[Records]
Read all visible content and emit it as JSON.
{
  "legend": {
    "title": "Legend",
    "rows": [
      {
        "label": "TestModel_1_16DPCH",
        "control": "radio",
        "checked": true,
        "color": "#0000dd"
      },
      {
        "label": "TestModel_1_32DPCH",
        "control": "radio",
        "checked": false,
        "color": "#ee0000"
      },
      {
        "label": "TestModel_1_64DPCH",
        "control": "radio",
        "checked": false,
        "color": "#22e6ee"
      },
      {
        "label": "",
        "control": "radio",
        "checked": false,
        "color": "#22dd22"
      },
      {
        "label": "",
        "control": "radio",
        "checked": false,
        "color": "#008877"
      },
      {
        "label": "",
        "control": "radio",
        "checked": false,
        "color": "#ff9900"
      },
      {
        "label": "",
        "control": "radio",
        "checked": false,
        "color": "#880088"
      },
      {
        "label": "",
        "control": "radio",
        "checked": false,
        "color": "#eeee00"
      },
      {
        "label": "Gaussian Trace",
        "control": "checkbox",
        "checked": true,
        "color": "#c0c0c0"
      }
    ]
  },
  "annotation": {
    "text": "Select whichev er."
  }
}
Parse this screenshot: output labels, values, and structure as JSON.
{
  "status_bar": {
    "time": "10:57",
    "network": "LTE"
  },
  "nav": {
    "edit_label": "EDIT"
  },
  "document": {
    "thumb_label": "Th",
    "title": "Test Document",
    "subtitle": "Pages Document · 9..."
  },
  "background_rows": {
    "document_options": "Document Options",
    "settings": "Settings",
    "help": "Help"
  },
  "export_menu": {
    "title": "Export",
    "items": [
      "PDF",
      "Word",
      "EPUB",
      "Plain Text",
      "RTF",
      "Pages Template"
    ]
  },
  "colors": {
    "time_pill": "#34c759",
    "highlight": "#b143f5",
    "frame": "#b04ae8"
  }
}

▶ _What is expected_
Repeat every line of the records above exactly.

▶ _Response for this exercise_
Read all visible content and emit it as JSON.
{
  "legend": {
    "title": "Legend",
    "rows": [
      {
        "label": "TestModel_1_16DPCH",
        "control": "radio",
        "checked": true,
        "color": "#0000dd"
      },
      {
        "label": "TestModel_1_32DPCH",
        "control": "radio",
        "checked": false,
        "color": "#ee0000"
      },
      {
        "label": "TestModel_1_64DPCH",
        "control": "radio",
        "checked": false,
        "color": "#22e6ee"
      },
      {
        "label": "",
        "control": "radio",
        "checked": false,
        "color": "#22dd22"
      },
      {
        "label": "",
        "control": "radio",
        "checked": false,
        "color": "#008877"
      },
      {
        "label": "",
        "control": "radio",
        "checked": false,
        "color": "#ff9900"
      },
      {
        "label": "",
        "control": "radio",
        "checked": false,
        "color": "#880088"
      },
      {
        "label": "",
        "control": "radio",
        "checked": false,
        "color": "#eeee00"
      },
      {
        "label": "Gaussian Trace",
        "control": "checkbox",
        "checked": true,
        "color": "#c0c0c0"
      }
    ]
  },
  "annotation": {
    "text": "Select whichev er."
  }
}
Parse this screenshot: output labels, values, and structure as JSON.
{
  "status_bar": {
    "time": "10:57",
    "network": "LTE"
  },
  "nav": {
    "edit_label": "EDIT"
  },
  "document": {
    "thumb_label": "Th",
    "title": "Test Document",
    "subtitle": "Pages Document · 9..."
  },
  "background_rows": {
    "document_options": "Document Options",
    "settings": "Settings",
    "help": "Help"
  },
  "export_menu": {
    "title": "Export",
    "items": [
      "PDF",
      "Word",
      "EPUB",
      "Plain Text",
      "RTF",
      "Pages Template"
    ]
  },
  "colors": {
    "time_pill": "#34c759",
    "highlight": "#b143f5",
    "frame": "#b04ae8"
  }
}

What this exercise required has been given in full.